Collected data:
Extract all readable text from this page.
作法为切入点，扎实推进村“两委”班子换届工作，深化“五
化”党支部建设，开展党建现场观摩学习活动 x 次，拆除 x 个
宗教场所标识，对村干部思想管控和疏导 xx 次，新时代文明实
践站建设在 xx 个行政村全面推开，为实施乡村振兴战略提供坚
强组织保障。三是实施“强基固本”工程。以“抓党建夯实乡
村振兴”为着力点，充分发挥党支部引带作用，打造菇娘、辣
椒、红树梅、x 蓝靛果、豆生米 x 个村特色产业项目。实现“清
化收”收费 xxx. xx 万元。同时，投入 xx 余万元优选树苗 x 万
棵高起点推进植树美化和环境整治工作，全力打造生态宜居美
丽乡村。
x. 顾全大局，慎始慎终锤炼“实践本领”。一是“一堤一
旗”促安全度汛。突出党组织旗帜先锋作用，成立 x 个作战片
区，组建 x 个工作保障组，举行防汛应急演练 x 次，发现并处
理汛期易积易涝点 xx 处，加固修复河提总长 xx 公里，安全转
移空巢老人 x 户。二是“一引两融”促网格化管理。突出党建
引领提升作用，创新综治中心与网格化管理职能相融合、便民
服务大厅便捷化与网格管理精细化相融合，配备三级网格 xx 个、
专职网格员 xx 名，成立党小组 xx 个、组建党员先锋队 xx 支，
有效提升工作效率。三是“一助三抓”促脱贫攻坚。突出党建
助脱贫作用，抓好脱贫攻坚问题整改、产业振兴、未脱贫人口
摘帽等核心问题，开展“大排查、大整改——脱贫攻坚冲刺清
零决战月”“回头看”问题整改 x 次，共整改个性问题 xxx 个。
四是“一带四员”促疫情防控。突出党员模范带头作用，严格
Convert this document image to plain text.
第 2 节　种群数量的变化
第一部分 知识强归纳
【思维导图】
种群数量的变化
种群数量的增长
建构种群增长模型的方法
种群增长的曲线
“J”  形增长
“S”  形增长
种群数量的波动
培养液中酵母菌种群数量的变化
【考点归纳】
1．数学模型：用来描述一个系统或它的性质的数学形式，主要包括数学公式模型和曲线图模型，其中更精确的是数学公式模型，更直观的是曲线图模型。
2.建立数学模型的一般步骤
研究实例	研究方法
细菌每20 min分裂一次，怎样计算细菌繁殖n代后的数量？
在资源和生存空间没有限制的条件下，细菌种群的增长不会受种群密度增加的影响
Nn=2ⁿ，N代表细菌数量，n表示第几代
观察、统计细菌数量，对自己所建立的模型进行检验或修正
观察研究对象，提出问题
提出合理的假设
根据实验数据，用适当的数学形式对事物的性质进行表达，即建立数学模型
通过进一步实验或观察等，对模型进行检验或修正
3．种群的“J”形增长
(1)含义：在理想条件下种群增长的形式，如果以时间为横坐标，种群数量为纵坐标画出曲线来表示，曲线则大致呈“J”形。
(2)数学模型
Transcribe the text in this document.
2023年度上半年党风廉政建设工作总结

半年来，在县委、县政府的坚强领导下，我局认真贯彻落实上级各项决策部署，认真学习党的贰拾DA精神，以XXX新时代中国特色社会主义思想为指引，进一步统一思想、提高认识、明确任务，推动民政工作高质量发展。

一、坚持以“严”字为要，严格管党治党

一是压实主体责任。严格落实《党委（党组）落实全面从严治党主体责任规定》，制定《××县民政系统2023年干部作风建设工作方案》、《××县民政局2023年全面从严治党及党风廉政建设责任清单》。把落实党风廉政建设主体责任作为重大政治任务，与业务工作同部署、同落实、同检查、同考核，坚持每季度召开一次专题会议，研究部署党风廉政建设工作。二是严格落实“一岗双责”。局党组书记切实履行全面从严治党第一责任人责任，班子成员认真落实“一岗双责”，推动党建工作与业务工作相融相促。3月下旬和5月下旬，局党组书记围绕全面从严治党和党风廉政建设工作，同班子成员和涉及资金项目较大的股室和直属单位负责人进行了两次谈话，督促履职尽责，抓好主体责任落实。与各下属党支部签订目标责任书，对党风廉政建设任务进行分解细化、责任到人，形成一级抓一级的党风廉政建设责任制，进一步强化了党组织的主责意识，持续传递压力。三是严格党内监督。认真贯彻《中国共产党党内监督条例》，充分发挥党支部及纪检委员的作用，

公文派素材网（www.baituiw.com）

### THE EXERCISE
Repeat only the stretch of lines that begins at the line containing "Convert this document image to plain text." and ends at the last line above, both included.

### COMPLETED TASK
Convert this document image to plain text.
第 2 节　种群数量的变化
第一部分 知识强归纳
【思维导图】
种群数量的变化
种群数量的增长
建构种群增长模型的方法
种群增长的曲线
“J”  形增长
“S”  形增长
种群数量的波动
培养液中酵母菌种群数量的变化
【考点归纳】
1．数学模型：用来描述一个系统或它的性质的数学形式，主要包括数学公式模型和曲线图模型，其中更精确的是数学公式模型，更直观的是曲线图模型。
2.建立数学模型的一般步骤
研究实例	研究方法
细菌每20 min分裂一次，怎样计算细菌繁殖n代后的数量？
在资源和生存空间没有限制的条件下，细菌种群的增长不会受种群密度增加的影响
Nn=2ⁿ，N代表细菌数量，n表示第几代
观察、统计细菌数量，对自己所建立的模型进行检验或修正
观察研究对象，提出问题
提出合理的假设
根据实验数据，用适当的数学形式对事物的性质进行表达，即建立数学模型
通过进一步实验或观察等，对模型进行检验或修正
3．种群的“J”形增长
(1)含义：在理想条件下种群增长的形式，如果以时间为横坐标，种群数量为纵坐标画出曲线来表示，曲线则大致呈“J”形。
(2)数学模型
Transcribe the text in this document.
2023年度上半年党风廉政建设工作总结

半年来，在县委、县政府的坚强领导下，我局认真贯彻落实上级各项决策部署，认真学习党的贰拾DA精神，以XXX新时代中国特色社会主义思想为指引，进一步统一思想、提高认识、明确任务，推动民政工作高质量发展。

一、坚持以“严”字为要，严格管党治党

一是压实主体责任。严格落实《党委（党组）落实全面从严治党主体责任规定》，制定《××县民政系统2023年干部作风建设工作方案》、《××县民政局2023年全面从严治党及党风廉政建设责任清单》。把落实党风廉政建设主体责任作为重大政治任务，与业务工作同部署、同落实、同检查、同考核，坚持每季度召开一次专题会议，研究部署党风廉政建设工作。二是严格落实“一岗双责”。局党组书记切实履行全面从严治党第一责任人责任，班子成员认真落实“一岗双责”，推动党建工作与业务工作相融相促。3月下旬和5月下旬，局党组书记围绕全面从严治党和党风廉政建设工作，同班子成员和涉及资金项目较大的股室和直属单位负责人进行了两次谈话，督促履职尽责，抓好主体责任落实。与各下属党支部签订目标责任书，对党风廉政建设任务进行分解细化、责任到人，形成一级抓一级的党风廉政建设责任制，进一步强化了党组织的主责意识，持续传递压力。三是严格党内监督。认真贯彻《中国共产党党内监督条例》，充分发挥党支部及纪检委员的作用，

公文派素材网（www.baituiw.com）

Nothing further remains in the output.